___ Records shown ___

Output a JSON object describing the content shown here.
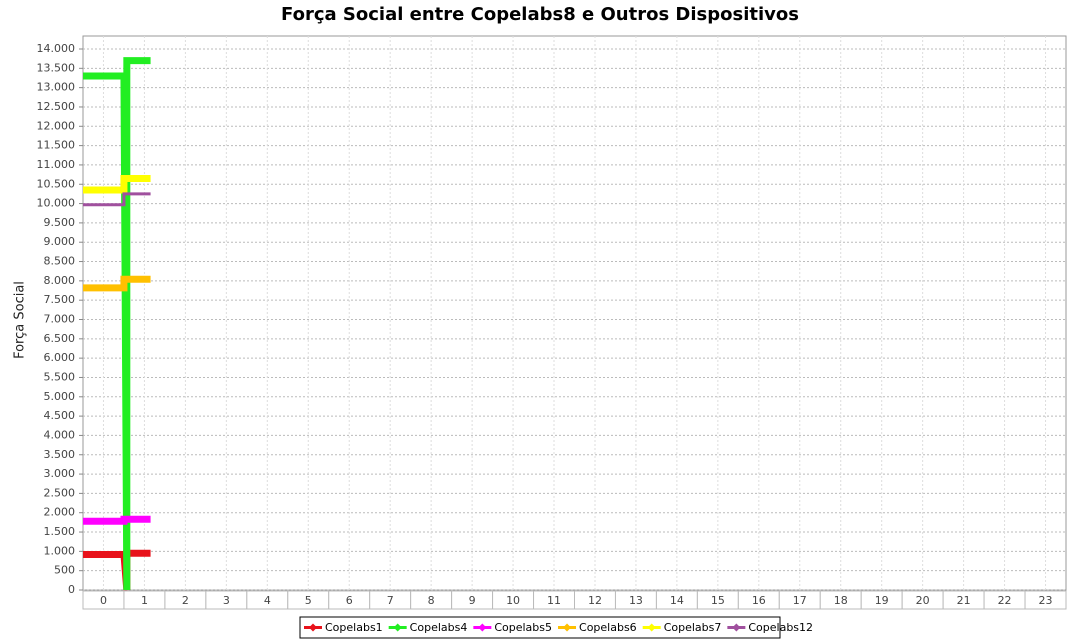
{
  "chart_data": {
    "type": "line",
    "title": "Força Social entre Copelabs8 e Outros Dispositivos",
    "y_label": "Força Social",
    "categories": [
      "0",
      "1",
      "2",
      "3",
      "4",
      "5",
      "6",
      "7",
      "8",
      "9",
      "10",
      "11",
      "12",
      "13",
      "14",
      "15",
      "16",
      "17",
      "18",
      "19",
      "20",
      "21",
      "22",
      "23"
    ],
    "xlim": [
      -0.5,
      23.5
    ],
    "ylim": [
      0,
      14000
    ],
    "yticks": [
      0,
      500,
      {
        "value": 1000,
        "label": "1.000"
      },
      {
        "value": 1500,
        "label": "1.500"
      },
      {
        "value": 2000,
        "label": "2.000"
      },
      {
        "value": 2500,
        "label": "2.500"
      },
      {
        "value": 3000,
        "label": "3.000"
      },
      {
        "value": 3500,
        "label": "3.500"
      },
      {
        "value": 4000,
        "label": "4.000"
      },
      {
        "value": 4500,
        "label": "4.500"
      },
      {
        "value": 5000,
        "label": "5.000"
      },
      {
        "value": 5500,
        "label": "5.500"
      },
      {
        "value": 6000,
        "label": "6.000"
      },
      {
        "value": 6500,
        "label": "6.500"
      },
      {
        "value": 7000,
        "label": "7.000"
      },
      {
        "value": 7500,
        "label": "7.500"
      },
      {
        "value": 8000,
        "label": "8.000"
      },
      {
        "value": 8500,
        "label": "8.500"
      },
      {
        "value": 9000,
        "label": "9.000"
      },
      {
        "value": 9500,
        "label": "9.500"
      },
      {
        "value": 10000,
        "label": "10.000"
      },
      {
        "value": 10500,
        "label": "10.500"
      },
      {
        "value": 11000,
        "label": "11.000"
      },
      {
        "value": 11500,
        "label": "11.500"
      },
      {
        "value": 12000,
        "label": "12.000"
      },
      {
        "value": 12500,
        "label": "12.500"
      },
      {
        "value": 13000,
        "label": "13.000"
      },
      {
        "value": 13500,
        "label": "13.500"
      },
      {
        "value": 14000,
        "label": "14.000"
      }
    ],
    "grid": true,
    "legend": "bottom",
    "series": [
      {
        "name": "Copelabs1",
        "color": "#e8121b",
        "x": [
          -0.5,
          0.5,
          0.57,
          0.57,
          1.15
        ],
        "values": [
          920,
          920,
          0,
          950,
          950
        ]
      },
      {
        "name": "Copelabs4",
        "color": "#22ee22",
        "x": [
          -0.5,
          0.5,
          0.57,
          0.57,
          1.15
        ],
        "values": [
          13300,
          13300,
          0,
          13700,
          13700
        ]
      },
      {
        "name": "Copelabs5",
        "color": "#ff00ff",
        "x": [
          -0.5,
          0.5,
          0.5,
          1.15
        ],
        "values": [
          1780,
          1780,
          1830,
          1830
        ]
      },
      {
        "name": "Copelabs6",
        "color": "#ffc000",
        "x": [
          -0.5,
          0.5,
          0.5,
          1.15
        ],
        "values": [
          7820,
          7820,
          8040,
          8040
        ]
      },
      {
        "name": "Copelabs7",
        "color": "#ffff00",
        "x": [
          -0.5,
          0.5,
          0.5,
          1.15
        ],
        "values": [
          10350,
          10350,
          10650,
          10650
        ]
      },
      {
        "name": "Copelabs12",
        "color": "#a0509e",
        "x": [
          -0.5,
          0.5,
          0.5,
          1.15
        ],
        "values": [
          9970,
          9970,
          10250,
          10250
        ]
      }
    ]
  }
}
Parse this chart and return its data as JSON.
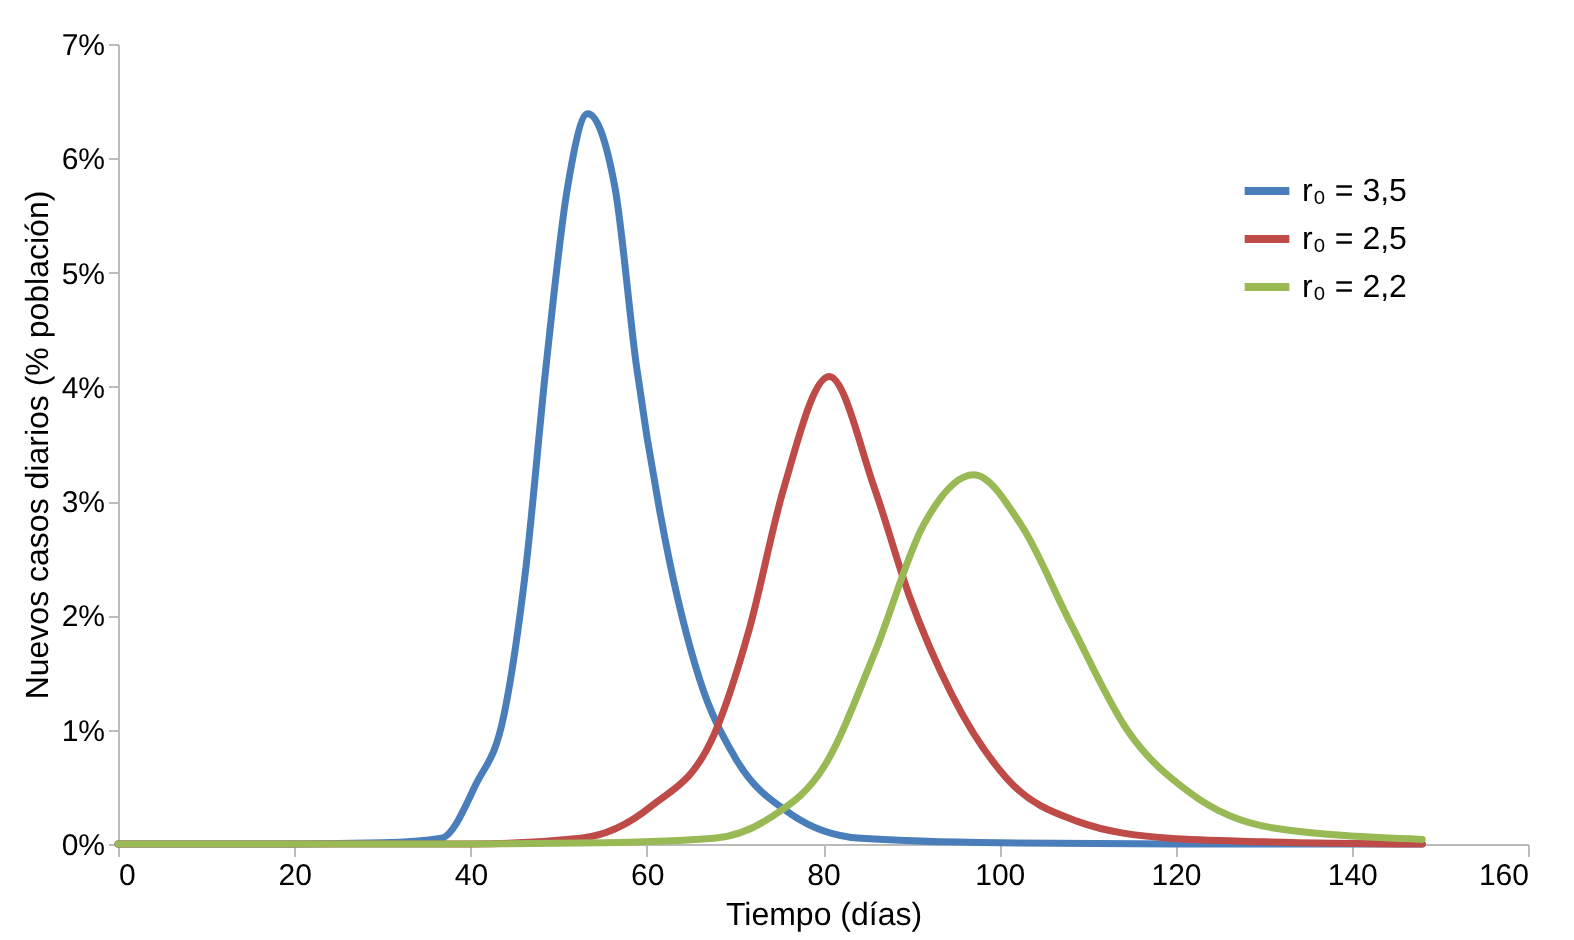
{
  "chart_data": {
    "type": "line",
    "xlabel": "Tiempo (días)",
    "ylabel": "Nuevos  casos  diarios   (% población)",
    "xlim": [
      0,
      160
    ],
    "xticks": [
      0,
      20,
      40,
      60,
      80,
      100,
      120,
      140,
      160
    ],
    "ylim": [
      0,
      7
    ],
    "yticks": [
      {
        "value": 0,
        "label": "0%"
      },
      {
        "value": 1,
        "label": "1%"
      },
      {
        "value": 2,
        "label": "2%"
      },
      {
        "value": 3,
        "label": "3%"
      },
      {
        "value": 4,
        "label": "4%"
      },
      {
        "value": 5,
        "label": "5%"
      },
      {
        "value": 6,
        "label": "6%"
      },
      {
        "value": 7,
        "label": "7%"
      }
    ],
    "grid": false,
    "legend": "top right",
    "marker": "none",
    "line_style": "solid",
    "series": [
      {
        "name": "r₀ = 3,5",
        "color": "#4a7ebb",
        "x": [
          0,
          20,
          30,
          36.7,
          40.6,
          43.8,
          46.2,
          48.6,
          51,
          53.3,
          56.4,
          58.8,
          62.1,
          66,
          70,
          76.4,
          84.3,
          100,
          120,
          148
        ],
        "values": [
          0,
          0,
          0.01,
          0.05,
          0.52,
          1.13,
          2.36,
          4.2,
          5.74,
          6.39,
          5.74,
          4.2,
          2.66,
          1.44,
          0.76,
          0.26,
          0.05,
          0.01,
          0,
          0
        ]
      },
      {
        "name": "r₀ = 2,5",
        "color": "#be4b48",
        "x": [
          0,
          20,
          40,
          52.5,
          60.5,
          67.6,
          71.6,
          75.5,
          80.7,
          85.9,
          89.8,
          94.6,
          100.9,
          108.8,
          119.3,
          130,
          148
        ],
        "values": [
          0,
          0,
          0,
          0.05,
          0.33,
          0.95,
          1.87,
          3.1,
          4.09,
          3.1,
          2.17,
          1.31,
          0.57,
          0.2,
          0.05,
          0.02,
          0
        ]
      },
      {
        "name": "r₀ = 2,2",
        "color": "#98b954",
        "x": [
          0,
          20,
          40,
          55,
          67.6,
          74,
          80.3,
          85.9,
          91.4,
          97.1,
          102.5,
          108.1,
          114.5,
          121.6,
          131.1,
          148
        ],
        "values": [
          0,
          0,
          0,
          0.01,
          0.05,
          0.23,
          0.7,
          1.68,
          2.79,
          3.23,
          2.79,
          1.93,
          1.0,
          0.45,
          0.14,
          0.04
        ]
      }
    ]
  }
}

___

Request
Leave the pictures out, and transcribe each of the records exactly.

Task response
Output a JSON object describing the content shown here.
{
  "chart_data": {
    "type": "line",
    "title": "Força Social entre Copelabs8 e Outros Dispositivos",
    "y_label": "Força Social",
    "categories": [
      "0",
      "1",
      "2",
      "3",
      "4",
      "5",
      "6",
      "7",
      "8",
      "9",
      "10",
      "11",
      "12",
      "13",
      "14",
      "15",
      "16",
      "17",
      "18",
      "19",
      "20",
      "21",
      "22",
      "23"
    ],
    "xlim": [
      -0.5,
      23.5
    ],
    "ylim": [
      0,
      14000
    ],
    "yticks": [
      0,
      500,
      {
        "value": 1000,
        "label": "1.000"
      },
      {
        "value": 1500,
        "label": "1.500"
      },
      {
        "value": 2000,
        "label": "2.000"
      },
      {
        "value": 2500,
        "label": "2.500"
      },
      {
        "value": 3000,
        "label": "3.000"
      },
      {
        "value": 3500,
        "label": "3.500"
      },
      {
        "value": 4000,
        "label": "4.000"
      },
      {
        "value": 4500,
        "label": "4.500"
      },
      {
        "value": 5000,
        "label": "5.000"
      },
      {
        "value": 5500,
        "label": "5.500"
      },
      {
        "value": 6000,
        "label": "6.000"
      },
      {
        "value": 6500,
        "label": "6.500"
      },
      {
        "value": 7000,
        "label": "7.000"
      },
      {
        "value": 7500,
        "label": "7.500"
      },
      {
        "value": 8000,
        "label": "8.000"
      },
      {
        "value": 8500,
        "label": "8.500"
      },
      {
        "value": 9000,
        "label": "9.000"
      },
      {
        "value": 9500,
        "label": "9.500"
      },
      {
        "value": 10000,
        "label": "10.000"
      },
      {
        "value": 10500,
        "label": "10.500"
      },
      {
        "value": 11000,
        "label": "11.000"
      },
      {
        "value": 11500,
        "label": "11.500"
      },
      {
        "value": 12000,
        "label": "12.000"
      },
      {
        "value": 12500,
        "label": "12.500"
      },
      {
        "value": 13000,
        "label": "13.000"
      },
      {
        "value": 13500,
        "label": "13.500"
      },
      {
        "value": 14000,
        "label": "14.000"
      }
    ],
    "grid": true,
    "legend": "bottom",
    "series": [
      {
        "name": "Copelabs1",
        "color": "#e8121b",
        "x": [
          -0.5,
          0.5,
          0.57,
          0.57,
          1.15
        ],
        "values": [
          920,
          920,
          0,
          950,
          950
        ]
      },
      {
        "name": "Copelabs4",
        "color": "#22ee22",
        "x": [
          -0.5,
          0.5,
          0.57,
          0.57,
          1.15
        ],
        "values": [
          13300,
          13300,
          0,
          13700,
          13700
        ]
      },
      {
        "name": "Copelabs5",
        "color": "#ff00ff",
        "x": [
          -0.5,
          0.5,
          0.5,
          1.15
        ],
        "values": [
          1780,
          1780,
          1830,
          1830
        ]
      },
      {
        "name": "Copelabs6",
        "color": "#ffc000",
        "x": [
          -0.5,
          0.5,
          0.5,
          1.15
        ],
        "values": [
          7820,
          7820,
          8040,
          8040
        ]
      },
      {
        "name": "Copelabs7",
        "color": "#ffff00",
        "x": [
          -0.5,
          0.5,
          0.5,
          1.15
        ],
        "values": [
          10350,
          10350,
          10650,
          10650
        ]
      },
      {
        "name": "Copelabs12",
        "color": "#a0509e",
        "x": [
          -0.5,
          0.5,
          0.5,
          1.15
        ],
        "values": [
          9970,
          9970,
          10250,
          10250
        ]
      }
    ]
  }
}
Parse this chart and return its data as JSON.
{
  "chart_data": {
    "type": "line",
    "xlabel": "Tiempo (días)",
    "ylabel": "Nuevos  casos  diarios   (% población)",
    "xlim": [
      0,
      160
    ],
    "xticks": [
      0,
      20,
      40,
      60,
      80,
      100,
      120,
      140,
      160
    ],
    "ylim": [
      0,
      7
    ],
    "yticks": [
      {
        "value": 0,
        "label": "0%"
      },
      {
        "value": 1,
        "label": "1%"
      },
      {
        "value": 2,
        "label": "2%"
      },
      {
        "value": 3,
        "label": "3%"
      },
      {
        "value": 4,
        "label": "4%"
      },
      {
        "value": 5,
        "label": "5%"
      },
      {
        "value": 6,
        "label": "6%"
      },
      {
        "value": 7,
        "label": "7%"
      }
    ],
    "grid": false,
    "legend": "top right",
    "marker": "none",
    "line_style": "solid",
    "series": [
      {
        "name": "r₀ = 3,5",
        "color": "#4a7ebb",
        "x": [
          0,
          20,
          30,
          36.7,
          40.6,
          43.8,
          46.2,
          48.6,
          51,
          53.3,
          56.4,
          58.8,
          62.1,
          66,
          70,
          76.4,
          84.3,
          100,
          120,
          148
        ],
        "values": [
          0,
          0,
          0.01,
          0.05,
          0.52,
          1.13,
          2.36,
          4.2,
          5.74,
          6.39,
          5.74,
          4.2,
          2.66,
          1.44,
          0.76,
          0.26,
          0.05,
          0.01,
          0,
          0
        ]
      },
      {
        "name": "r₀ = 2,5",
        "color": "#be4b48",
        "x": [
          0,
          20,
          40,
          52.5,
          60.5,
          67.6,
          71.6,
          75.5,
          80.7,
          85.9,
          89.8,
          94.6,
          100.9,
          108.8,
          119.3,
          130,
          148
        ],
        "values": [
          0,
          0,
          0,
          0.05,
          0.33,
          0.95,
          1.87,
          3.1,
          4.09,
          3.1,
          2.17,
          1.31,
          0.57,
          0.2,
          0.05,
          0.02,
          0
        ]
      },
      {
        "name": "r₀ = 2,2",
        "color": "#98b954",
        "x": [
          0,
          20,
          40,
          55,
          67.6,
          74,
          80.3,
          85.9,
          91.4,
          97.1,
          102.5,
          108.1,
          114.5,
          121.6,
          131.1,
          148
        ],
        "values": [
          0,
          0,
          0,
          0.01,
          0.05,
          0.23,
          0.7,
          1.68,
          2.79,
          3.23,
          2.79,
          1.93,
          1.0,
          0.45,
          0.14,
          0.04
        ]
      }
    ]
  }
}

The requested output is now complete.